(Figure data in JSON)
++++++++++

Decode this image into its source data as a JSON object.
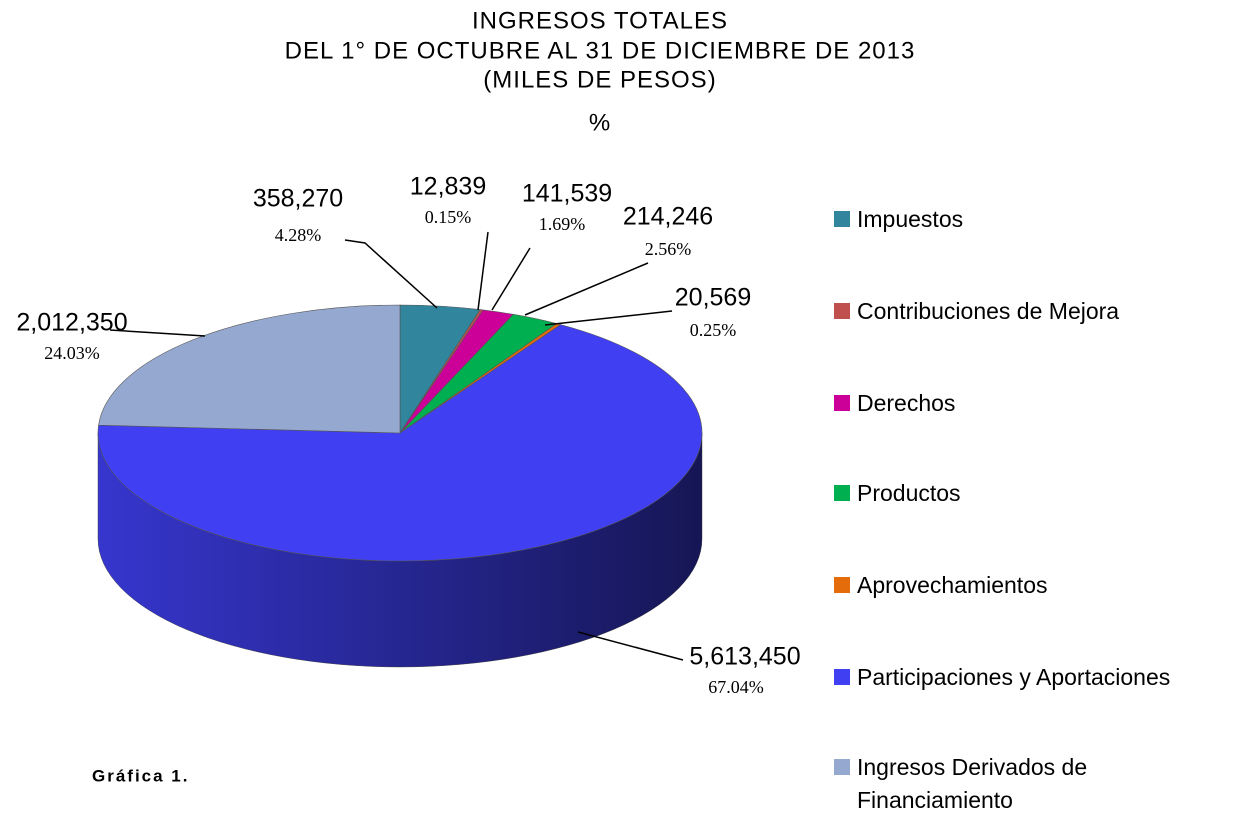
{
  "chart_data": {
    "type": "pie3d",
    "title": [
      "INGRESOS TOTALES",
      "DEL 1° DE OCTUBRE AL 31 DE DICIEMBRE DE 2013",
      "(MILES DE PESOS)",
      "%"
    ],
    "caption": "Gráfica 1.",
    "categories": [
      "Impuestos",
      "Contribuciones de Mejora",
      "Derechos",
      "Productos",
      "Aprovechamientos",
      "Participaciones y Aportaciones",
      "Ingresos Derivados de Financiamiento"
    ],
    "values": [
      358270,
      12839,
      141539,
      214246,
      20569,
      5613450,
      2012350
    ],
    "value_labels": [
      "358,270",
      "12,839",
      "141,539",
      "214,246",
      "20,569",
      "5,613,450",
      "2,012,350"
    ],
    "percent_labels": [
      "4.28%",
      "0.15%",
      "1.69%",
      "2.56%",
      "0.25%",
      "67.04%",
      "24.03%"
    ],
    "colors": [
      "#31859c",
      "#c0504d",
      "#cc0099",
      "#00b050",
      "#e46c0a",
      "#4040f2",
      "#95a8d0"
    ],
    "legend": "right"
  }
}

++++++++++

• PROBLEM:
Do not include images; quote all of the entries above exactly.

• ANSWER:
Decode this image into its source data as a JSON object.
{
  "chart_data": {
    "type": "pie3d",
    "title": [
      "INGRESOS TOTALES",
      "DEL 1° DE OCTUBRE AL 31 DE DICIEMBRE DE 2013",
      "(MILES DE PESOS)",
      "%"
    ],
    "caption": "Gráfica 1.",
    "categories": [
      "Impuestos",
      "Contribuciones de Mejora",
      "Derechos",
      "Productos",
      "Aprovechamientos",
      "Participaciones y Aportaciones",
      "Ingresos Derivados de Financiamiento"
    ],
    "values": [
      358270,
      12839,
      141539,
      214246,
      20569,
      5613450,
      2012350
    ],
    "value_labels": [
      "358,270",
      "12,839",
      "141,539",
      "214,246",
      "20,569",
      "5,613,450",
      "2,012,350"
    ],
    "percent_labels": [
      "4.28%",
      "0.15%",
      "1.69%",
      "2.56%",
      "0.25%",
      "67.04%",
      "24.03%"
    ],
    "colors": [
      "#31859c",
      "#c0504d",
      "#cc0099",
      "#00b050",
      "#e46c0a",
      "#4040f2",
      "#95a8d0"
    ],
    "legend": "right"
  }
}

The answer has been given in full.